Rows from a figure dataset:

========================================

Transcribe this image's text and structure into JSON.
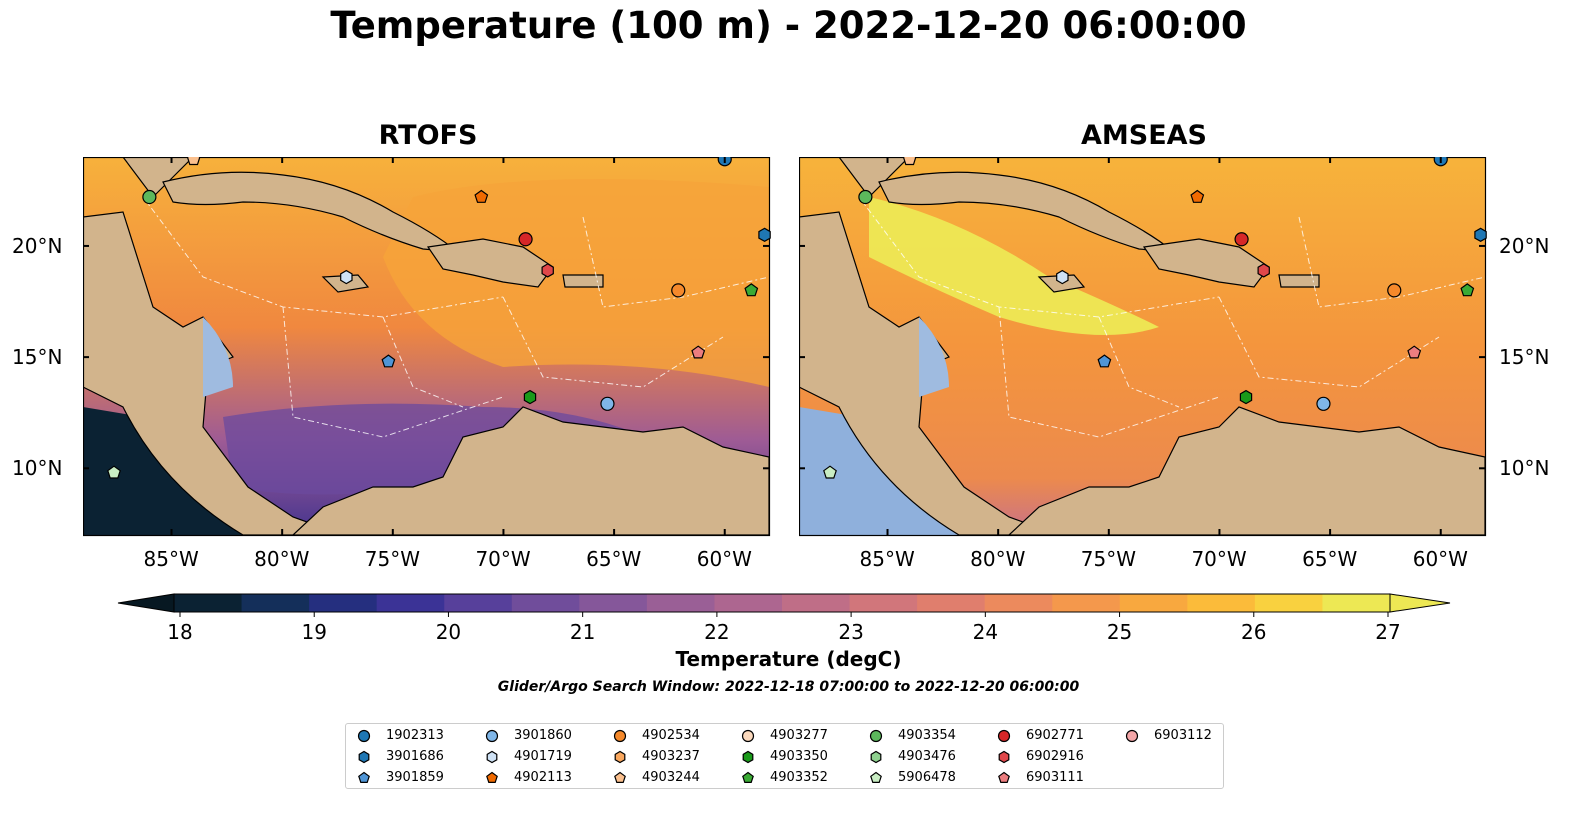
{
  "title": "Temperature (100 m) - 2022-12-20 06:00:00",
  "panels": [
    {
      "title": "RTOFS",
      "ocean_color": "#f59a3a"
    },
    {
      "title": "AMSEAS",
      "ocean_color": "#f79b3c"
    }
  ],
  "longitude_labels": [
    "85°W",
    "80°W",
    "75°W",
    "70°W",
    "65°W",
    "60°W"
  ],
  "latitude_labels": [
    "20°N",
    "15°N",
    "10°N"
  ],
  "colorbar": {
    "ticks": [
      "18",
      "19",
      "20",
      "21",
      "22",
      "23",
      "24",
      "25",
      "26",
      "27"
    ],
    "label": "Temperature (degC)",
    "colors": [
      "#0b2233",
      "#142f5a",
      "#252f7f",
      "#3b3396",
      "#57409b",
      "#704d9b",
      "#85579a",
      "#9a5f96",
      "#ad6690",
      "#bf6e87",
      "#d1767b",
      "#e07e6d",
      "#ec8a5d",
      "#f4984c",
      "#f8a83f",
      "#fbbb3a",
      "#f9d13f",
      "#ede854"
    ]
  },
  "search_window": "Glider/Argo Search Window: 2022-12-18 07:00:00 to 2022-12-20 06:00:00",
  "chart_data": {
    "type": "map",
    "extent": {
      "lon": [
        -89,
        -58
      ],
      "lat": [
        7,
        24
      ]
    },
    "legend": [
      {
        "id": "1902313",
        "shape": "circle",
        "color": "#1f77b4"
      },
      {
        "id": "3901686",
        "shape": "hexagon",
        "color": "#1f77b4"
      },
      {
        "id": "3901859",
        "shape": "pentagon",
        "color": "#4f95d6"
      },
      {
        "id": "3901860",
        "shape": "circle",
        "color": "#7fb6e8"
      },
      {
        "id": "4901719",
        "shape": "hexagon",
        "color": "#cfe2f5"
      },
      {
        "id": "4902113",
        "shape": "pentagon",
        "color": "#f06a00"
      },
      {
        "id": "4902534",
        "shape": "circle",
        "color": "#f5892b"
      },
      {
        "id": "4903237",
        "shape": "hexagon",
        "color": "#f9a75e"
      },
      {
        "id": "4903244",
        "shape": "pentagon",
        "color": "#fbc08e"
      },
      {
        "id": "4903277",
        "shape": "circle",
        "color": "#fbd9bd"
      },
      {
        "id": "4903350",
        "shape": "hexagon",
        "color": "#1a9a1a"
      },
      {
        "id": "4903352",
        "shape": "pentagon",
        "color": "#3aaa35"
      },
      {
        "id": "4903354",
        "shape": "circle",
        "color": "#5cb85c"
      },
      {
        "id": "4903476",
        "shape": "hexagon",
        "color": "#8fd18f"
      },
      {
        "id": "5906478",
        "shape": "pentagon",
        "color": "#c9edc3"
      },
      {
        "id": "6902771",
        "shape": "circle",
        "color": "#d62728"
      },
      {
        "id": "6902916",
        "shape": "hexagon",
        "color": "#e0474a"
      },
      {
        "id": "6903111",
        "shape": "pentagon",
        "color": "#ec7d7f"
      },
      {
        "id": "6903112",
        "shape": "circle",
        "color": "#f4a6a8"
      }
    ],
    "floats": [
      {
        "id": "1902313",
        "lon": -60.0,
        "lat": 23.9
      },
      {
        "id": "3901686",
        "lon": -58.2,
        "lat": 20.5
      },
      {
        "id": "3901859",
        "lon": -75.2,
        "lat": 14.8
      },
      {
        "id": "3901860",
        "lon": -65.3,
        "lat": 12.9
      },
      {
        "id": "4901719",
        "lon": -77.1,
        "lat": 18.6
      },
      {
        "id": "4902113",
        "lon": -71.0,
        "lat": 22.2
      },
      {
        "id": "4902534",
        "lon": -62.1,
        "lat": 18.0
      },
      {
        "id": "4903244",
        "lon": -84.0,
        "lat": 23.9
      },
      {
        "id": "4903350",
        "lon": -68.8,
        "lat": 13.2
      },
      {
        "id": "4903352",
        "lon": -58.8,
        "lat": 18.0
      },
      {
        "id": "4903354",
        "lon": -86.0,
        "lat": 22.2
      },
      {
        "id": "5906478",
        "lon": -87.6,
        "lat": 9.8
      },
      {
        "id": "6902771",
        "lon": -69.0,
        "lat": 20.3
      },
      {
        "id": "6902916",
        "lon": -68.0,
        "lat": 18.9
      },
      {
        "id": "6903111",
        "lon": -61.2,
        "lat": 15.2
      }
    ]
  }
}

========================================

— What is needed —
Give the entries again word for word, but skip the pictures.

— Correct output —
Transcribe this image's text and structure into JSON.
{
  "title": "Temperature (100 m) - 2022-12-20 06:00:00",
  "panels": [
    {
      "title": "RTOFS",
      "ocean_color": "#f59a3a"
    },
    {
      "title": "AMSEAS",
      "ocean_color": "#f79b3c"
    }
  ],
  "longitude_labels": [
    "85°W",
    "80°W",
    "75°W",
    "70°W",
    "65°W",
    "60°W"
  ],
  "latitude_labels": [
    "20°N",
    "15°N",
    "10°N"
  ],
  "colorbar": {
    "ticks": [
      "18",
      "19",
      "20",
      "21",
      "22",
      "23",
      "24",
      "25",
      "26",
      "27"
    ],
    "label": "Temperature (degC)",
    "colors": [
      "#0b2233",
      "#142f5a",
      "#252f7f",
      "#3b3396",
      "#57409b",
      "#704d9b",
      "#85579a",
      "#9a5f96",
      "#ad6690",
      "#bf6e87",
      "#d1767b",
      "#e07e6d",
      "#ec8a5d",
      "#f4984c",
      "#f8a83f",
      "#fbbb3a",
      "#f9d13f",
      "#ede854"
    ]
  },
  "search_window": "Glider/Argo Search Window: 2022-12-18 07:00:00 to 2022-12-20 06:00:00",
  "chart_data": {
    "type": "map",
    "extent": {
      "lon": [
        -89,
        -58
      ],
      "lat": [
        7,
        24
      ]
    },
    "legend": [
      {
        "id": "1902313",
        "shape": "circle",
        "color": "#1f77b4"
      },
      {
        "id": "3901686",
        "shape": "hexagon",
        "color": "#1f77b4"
      },
      {
        "id": "3901859",
        "shape": "pentagon",
        "color": "#4f95d6"
      },
      {
        "id": "3901860",
        "shape": "circle",
        "color": "#7fb6e8"
      },
      {
        "id": "4901719",
        "shape": "hexagon",
        "color": "#cfe2f5"
      },
      {
        "id": "4902113",
        "shape": "pentagon",
        "color": "#f06a00"
      },
      {
        "id": "4902534",
        "shape": "circle",
        "color": "#f5892b"
      },
      {
        "id": "4903237",
        "shape": "hexagon",
        "color": "#f9a75e"
      },
      {
        "id": "4903244",
        "shape": "pentagon",
        "color": "#fbc08e"
      },
      {
        "id": "4903277",
        "shape": "circle",
        "color": "#fbd9bd"
      },
      {
        "id": "4903350",
        "shape": "hexagon",
        "color": "#1a9a1a"
      },
      {
        "id": "4903352",
        "shape": "pentagon",
        "color": "#3aaa35"
      },
      {
        "id": "4903354",
        "shape": "circle",
        "color": "#5cb85c"
      },
      {
        "id": "4903476",
        "shape": "hexagon",
        "color": "#8fd18f"
      },
      {
        "id": "5906478",
        "shape": "pentagon",
        "color": "#c9edc3"
      },
      {
        "id": "6902771",
        "shape": "circle",
        "color": "#d62728"
      },
      {
        "id": "6902916",
        "shape": "hexagon",
        "color": "#e0474a"
      },
      {
        "id": "6903111",
        "shape": "pentagon",
        "color": "#ec7d7f"
      },
      {
        "id": "6903112",
        "shape": "circle",
        "color": "#f4a6a8"
      }
    ],
    "floats": [
      {
        "id": "1902313",
        "lon": -60.0,
        "lat": 23.9
      },
      {
        "id": "3901686",
        "lon": -58.2,
        "lat": 20.5
      },
      {
        "id": "3901859",
        "lon": -75.2,
        "lat": 14.8
      },
      {
        "id": "3901860",
        "lon": -65.3,
        "lat": 12.9
      },
      {
        "id": "4901719",
        "lon": -77.1,
        "lat": 18.6
      },
      {
        "id": "4902113",
        "lon": -71.0,
        "lat": 22.2
      },
      {
        "id": "4902534",
        "lon": -62.1,
        "lat": 18.0
      },
      {
        "id": "4903244",
        "lon": -84.0,
        "lat": 23.9
      },
      {
        "id": "4903350",
        "lon": -68.8,
        "lat": 13.2
      },
      {
        "id": "4903352",
        "lon": -58.8,
        "lat": 18.0
      },
      {
        "id": "4903354",
        "lon": -86.0,
        "lat": 22.2
      },
      {
        "id": "5906478",
        "lon": -87.6,
        "lat": 9.8
      },
      {
        "id": "6902771",
        "lon": -69.0,
        "lat": 20.3
      },
      {
        "id": "6902916",
        "lon": -68.0,
        "lat": 18.9
      },
      {
        "id": "6903111",
        "lon": -61.2,
        "lat": 15.2
      }
    ]
  }
}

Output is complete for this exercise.